------ Input for this task ------

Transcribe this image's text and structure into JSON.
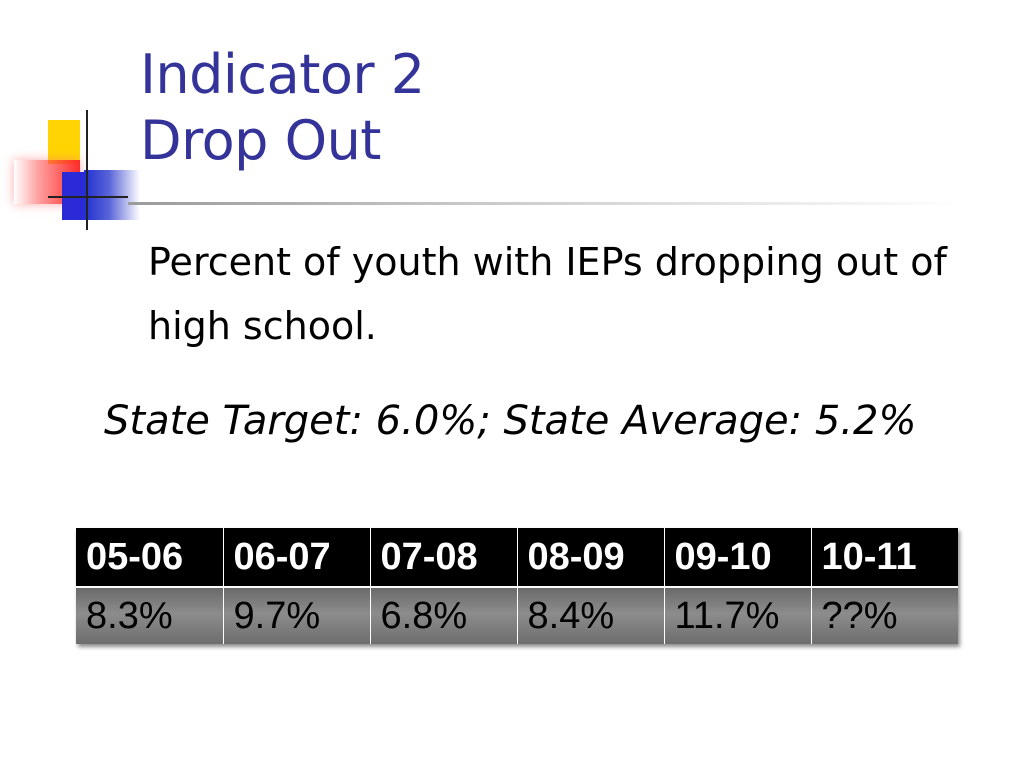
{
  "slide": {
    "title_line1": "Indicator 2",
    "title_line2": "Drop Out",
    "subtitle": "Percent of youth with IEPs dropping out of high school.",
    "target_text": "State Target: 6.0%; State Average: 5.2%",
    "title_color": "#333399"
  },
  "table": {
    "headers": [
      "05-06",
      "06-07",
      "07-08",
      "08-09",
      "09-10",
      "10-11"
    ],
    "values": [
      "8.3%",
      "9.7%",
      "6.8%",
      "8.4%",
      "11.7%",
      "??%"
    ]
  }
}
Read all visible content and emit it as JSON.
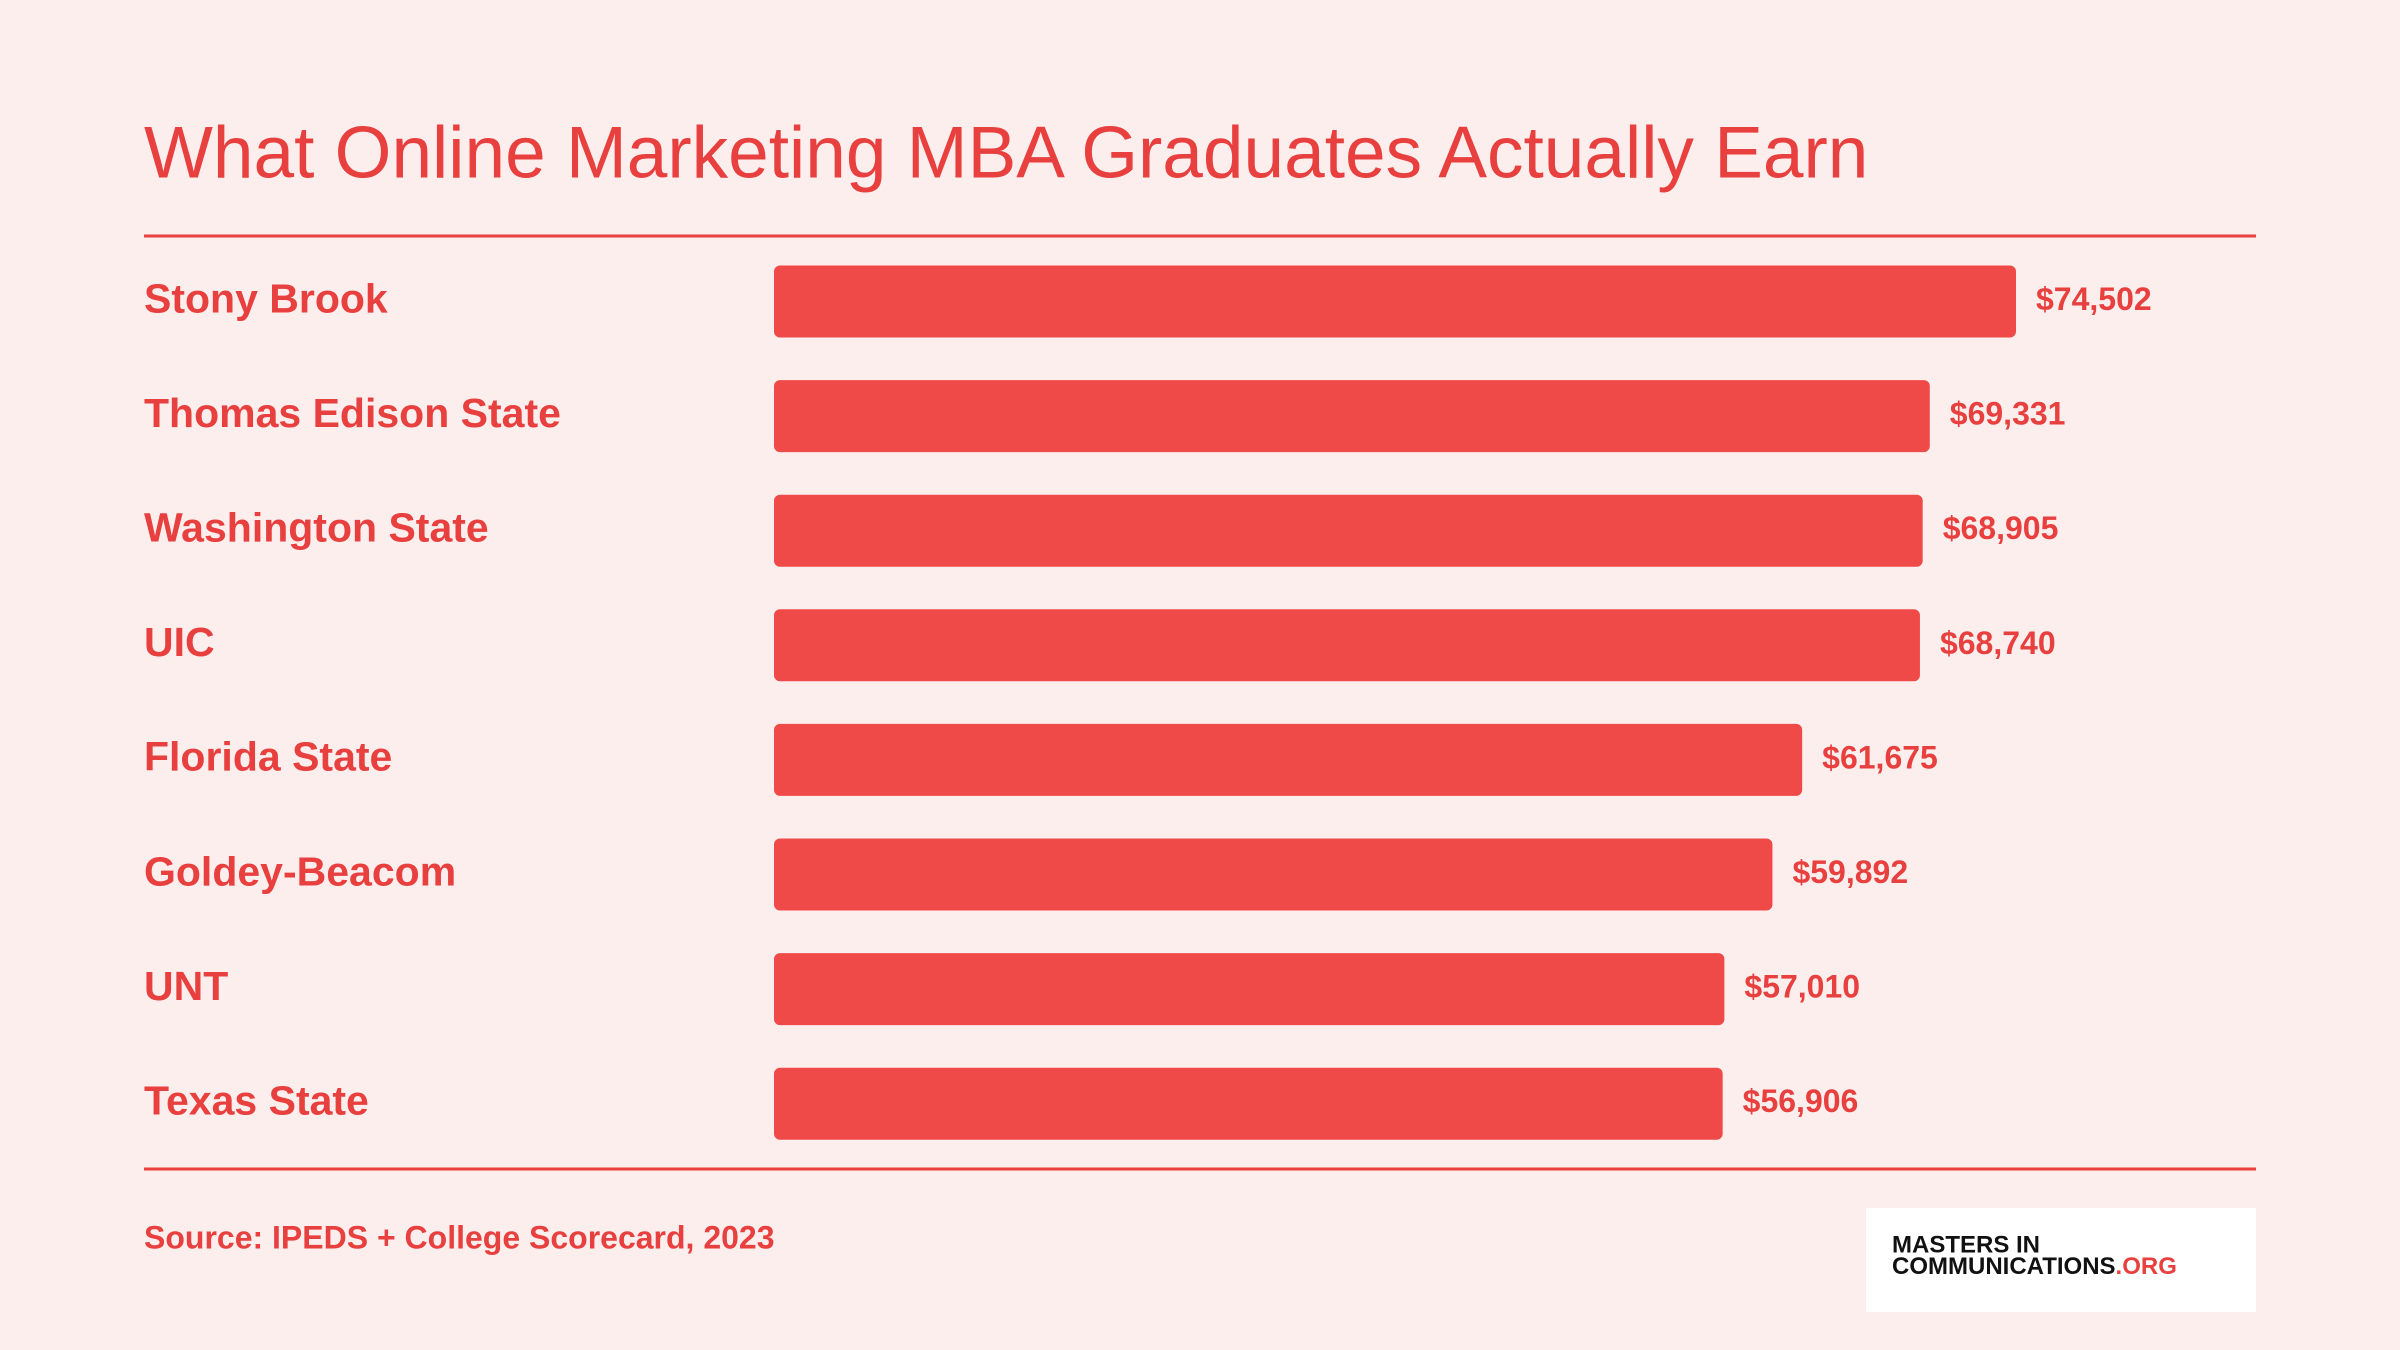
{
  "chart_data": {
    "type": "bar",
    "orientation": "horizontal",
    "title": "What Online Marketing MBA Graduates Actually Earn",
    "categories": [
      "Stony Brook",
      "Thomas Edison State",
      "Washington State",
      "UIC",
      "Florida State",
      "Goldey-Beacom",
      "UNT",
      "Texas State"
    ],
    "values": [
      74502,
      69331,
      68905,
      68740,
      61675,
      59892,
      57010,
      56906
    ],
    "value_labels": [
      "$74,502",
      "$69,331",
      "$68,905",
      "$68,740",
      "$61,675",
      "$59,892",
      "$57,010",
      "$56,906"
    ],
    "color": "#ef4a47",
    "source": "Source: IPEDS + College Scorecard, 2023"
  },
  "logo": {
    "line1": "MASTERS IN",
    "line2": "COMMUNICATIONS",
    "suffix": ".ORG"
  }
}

------
------ Input for this task ------

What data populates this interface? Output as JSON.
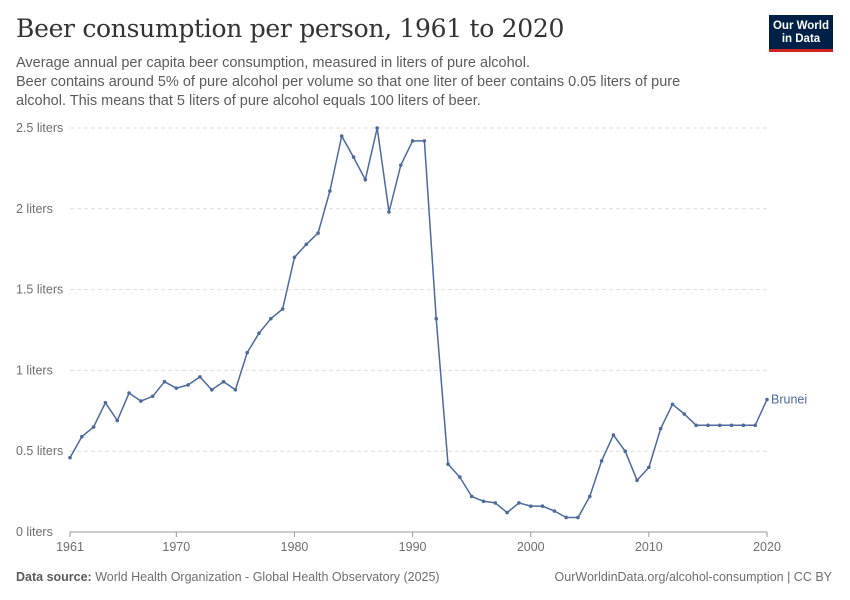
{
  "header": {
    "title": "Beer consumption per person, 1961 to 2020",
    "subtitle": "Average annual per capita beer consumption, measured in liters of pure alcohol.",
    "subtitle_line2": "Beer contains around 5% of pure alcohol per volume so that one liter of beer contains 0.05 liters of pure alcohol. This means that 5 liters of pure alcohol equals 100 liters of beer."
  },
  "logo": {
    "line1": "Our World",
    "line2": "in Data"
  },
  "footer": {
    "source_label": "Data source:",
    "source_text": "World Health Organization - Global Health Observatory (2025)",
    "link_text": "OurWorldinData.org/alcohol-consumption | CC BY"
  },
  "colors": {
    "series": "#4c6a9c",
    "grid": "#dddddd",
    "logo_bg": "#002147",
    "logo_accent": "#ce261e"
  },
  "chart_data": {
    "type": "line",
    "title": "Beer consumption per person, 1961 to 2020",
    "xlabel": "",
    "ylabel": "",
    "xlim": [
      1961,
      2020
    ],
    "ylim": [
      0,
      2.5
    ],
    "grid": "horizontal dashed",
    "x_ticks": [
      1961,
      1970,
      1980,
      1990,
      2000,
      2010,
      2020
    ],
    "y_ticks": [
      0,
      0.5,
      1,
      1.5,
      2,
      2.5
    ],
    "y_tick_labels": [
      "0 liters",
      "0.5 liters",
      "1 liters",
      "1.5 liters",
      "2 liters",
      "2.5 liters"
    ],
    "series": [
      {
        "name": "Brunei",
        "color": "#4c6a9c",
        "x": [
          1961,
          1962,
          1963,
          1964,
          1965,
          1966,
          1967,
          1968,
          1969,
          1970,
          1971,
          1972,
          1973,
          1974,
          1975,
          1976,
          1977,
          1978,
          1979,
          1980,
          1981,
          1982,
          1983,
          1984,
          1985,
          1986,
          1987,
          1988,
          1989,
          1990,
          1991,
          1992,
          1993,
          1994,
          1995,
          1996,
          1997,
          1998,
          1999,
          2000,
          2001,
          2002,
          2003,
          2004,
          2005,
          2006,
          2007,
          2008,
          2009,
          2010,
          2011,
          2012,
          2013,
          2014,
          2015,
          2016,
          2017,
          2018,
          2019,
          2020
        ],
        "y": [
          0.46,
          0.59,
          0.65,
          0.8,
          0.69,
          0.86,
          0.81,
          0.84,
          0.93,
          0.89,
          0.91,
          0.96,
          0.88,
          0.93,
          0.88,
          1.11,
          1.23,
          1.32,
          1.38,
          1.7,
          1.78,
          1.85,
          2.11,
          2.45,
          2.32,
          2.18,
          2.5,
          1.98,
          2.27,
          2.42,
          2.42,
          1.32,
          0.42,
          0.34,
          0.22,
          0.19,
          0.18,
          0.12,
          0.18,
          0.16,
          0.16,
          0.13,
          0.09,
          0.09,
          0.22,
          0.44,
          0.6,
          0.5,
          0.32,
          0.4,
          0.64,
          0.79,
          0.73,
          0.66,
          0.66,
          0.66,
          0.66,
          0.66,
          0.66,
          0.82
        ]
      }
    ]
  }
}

------

**Do this**
In the records above, how many lines contain the string "JSON"? State that number only.

**Response to the exercise**
3